• [THE TASK]
Only the images are to be dropped; the records themselves must be repeated exactly.

(Stored data)
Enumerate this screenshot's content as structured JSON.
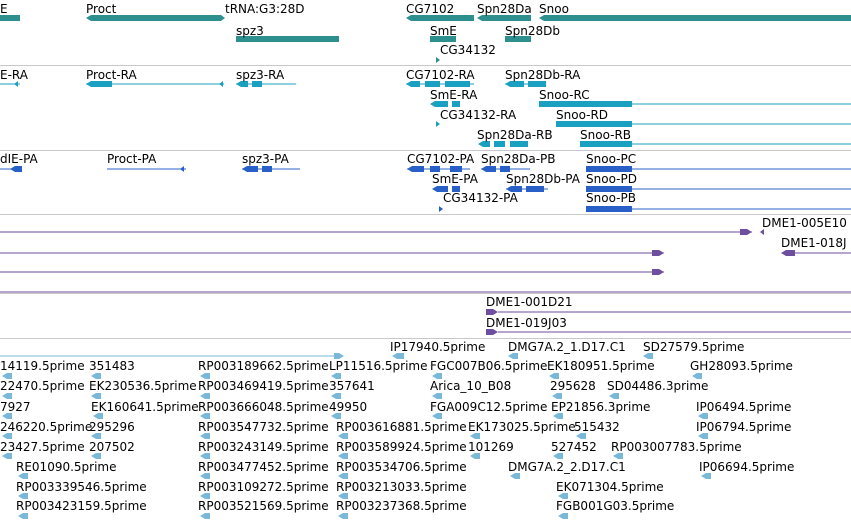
{
  "colors": {
    "gene": "#2e8f8f",
    "transcript": "#1aa0c0",
    "protein": "#2860c8",
    "clone": "#6e4e9e",
    "est": "#7ab8d8",
    "separator": "#c8c8c8"
  },
  "tracks": {
    "gene": {
      "labels": [
        "E",
        "Proct",
        "tRNA:G3:28D",
        "spz3",
        "CG7102",
        "Spn28Da",
        "Snoo",
        "SmE",
        "Spn28Db",
        "CG34132"
      ]
    },
    "transcript": {
      "labels": [
        "E-RA",
        "Proct-RA",
        "spz3-RA",
        "CG7102-RA",
        "Spn28Db-RA",
        "SmE-RA",
        "Snoo-RC",
        "CG34132-RA",
        "Snoo-RD",
        "Spn28Da-RB",
        "Snoo-RB"
      ]
    },
    "protein": {
      "labels": [
        "dIE-PA",
        "Proct-PA",
        "spz3-PA",
        "CG7102-PA",
        "Spn28Da-PB",
        "Snoo-PC",
        "SmE-PA",
        "Spn28Db-PA",
        "Snoo-PD",
        "CG34132-PA",
        "Snoo-PB"
      ]
    },
    "clone": {
      "labels": [
        "DME1-005E10",
        "DME1-018J",
        "DME1-001D21",
        "DME1-019J03"
      ]
    },
    "est": {
      "labels": [
        "IP17940.5prime",
        "DMG7A.2_1.D17.C1",
        "SD27579.5prime",
        "14119.5prime",
        "351483",
        "RP003189662.5prime",
        "LP11516.5prime",
        "FGC007B06.5prime",
        "EK180951.5prime",
        "GH28093.5prime",
        "22470.5prime",
        "EK230536.5prime",
        "RP003469419.5prime",
        "357641",
        "Arica_10_B08",
        "295628",
        "SD04486.3prime",
        "7927",
        "EK160641.5prime",
        "RP003666048.5prime",
        "49950",
        "FGA009C12.5prime",
        "EP21856.3prime",
        "IP06494.5prime",
        "246220.5prime",
        "295296",
        "RP003547732.5prime",
        "RP003616881.5prime",
        "EK173025.5prime",
        "515432",
        "IP06794.5prime",
        "23427.5prime",
        "207502",
        "RP003243149.5prime",
        "RP003589924.5prime",
        "101269",
        "527452",
        "RP003007783.5prime",
        "RE01090.5prime",
        "RP003477452.5prime",
        "RP003534706.5prime",
        "DMG7A.2_2.D17.C1",
        "IP06694.5prime",
        "RP003339546.5prime",
        "RP003109272.5prime",
        "RP003213033.5prime",
        "EK071304.5prime",
        "RP003423159.5prime",
        "RP003521569.5prime",
        "RP003237368.5prime",
        "FGB001G03.5prime"
      ]
    }
  }
}
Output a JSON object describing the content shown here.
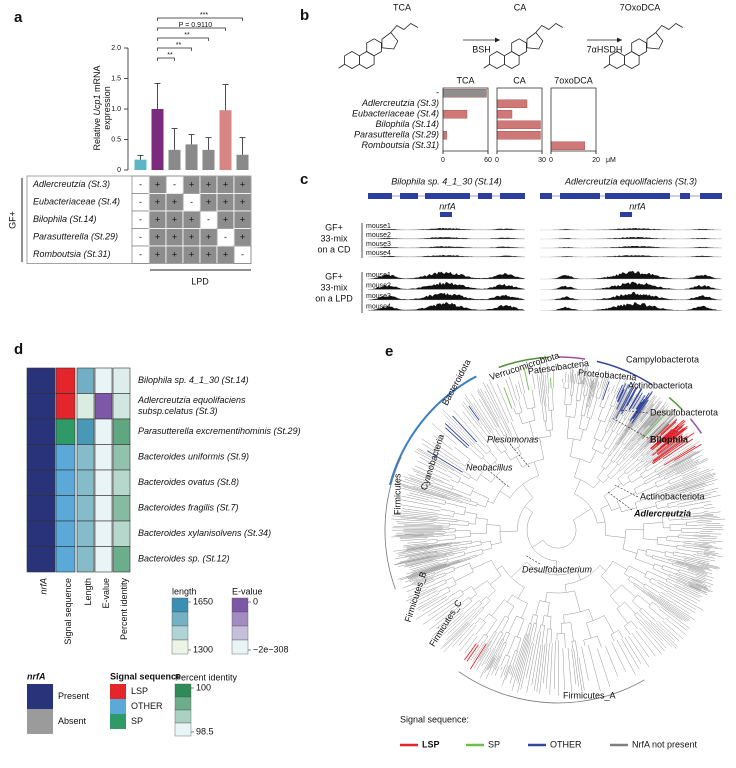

• [EXPECTED OUTPUT]
Enumerate this screenshot's content as structured JSON.
{
  "colors": {
    "gene": "#2e8f8f",
    "transcript": "#1aa0c0",
    "protein": "#2860c8",
    "clone": "#6e4e9e",
    "est": "#7ab8d8",
    "separator": "#c8c8c8"
  },
  "tracks": {
    "gene": {
      "labels": [
        "E",
        "Proct",
        "tRNA:G3:28D",
        "spz3",
        "CG7102",
        "Spn28Da",
        "Snoo",
        "SmE",
        "Spn28Db",
        "CG34132"
      ]
    },
    "transcript": {
      "labels": [
        "E-RA",
        "Proct-RA",
        "spz3-RA",
        "CG7102-RA",
        "Spn28Db-RA",
        "SmE-RA",
        "Snoo-RC",
        "CG34132-RA",
        "Snoo-RD",
        "Spn28Da-RB",
        "Snoo-RB"
      ]
    },
    "protein": {
      "labels": [
        "dIE-PA",
        "Proct-PA",
        "spz3-PA",
        "CG7102-PA",
        "Spn28Da-PB",
        "Snoo-PC",
        "SmE-PA",
        "Spn28Db-PA",
        "Snoo-PD",
        "CG34132-PA",
        "Snoo-PB"
      ]
    },
    "clone": {
      "labels": [
        "DME1-005E10",
        "DME1-018J",
        "DME1-001D21",
        "DME1-019J03"
      ]
    },
    "est": {
      "labels": [
        "IP17940.5prime",
        "DMG7A.2_1.D17.C1",
        "SD27579.5prime",
        "14119.5prime",
        "351483",
        "RP003189662.5prime",
        "LP11516.5prime",
        "FGC007B06.5prime",
        "EK180951.5prime",
        "GH28093.5prime",
        "22470.5prime",
        "EK230536.5prime",
        "RP003469419.5prime",
        "357641",
        "Arica_10_B08",
        "295628",
        "SD04486.3prime",
        "7927",
        "EK160641.5prime",
        "RP003666048.5prime",
        "49950",
        "FGA009C12.5prime",
        "EP21856.3prime",
        "IP06494.5prime",
        "246220.5prime",
        "295296",
        "RP003547732.5prime",
        "RP003616881.5prime",
        "EK173025.5prime",
        "515432",
        "IP06794.5prime",
        "23427.5prime",
        "207502",
        "RP003243149.5prime",
        "RP003589924.5prime",
        "101269",
        "527452",
        "RP003007783.5prime",
        "RE01090.5prime",
        "RP003477452.5prime",
        "RP003534706.5prime",
        "DMG7A.2_2.D17.C1",
        "IP06694.5prime",
        "RP003339546.5prime",
        "RP003109272.5prime",
        "RP003213033.5prime",
        "EK071304.5prime",
        "RP003423159.5prime",
        "RP003521569.5prime",
        "RP003237368.5prime",
        "FGB001G03.5prime"
      ]
    }
  }
}
Output a JSON object describing the content shown here.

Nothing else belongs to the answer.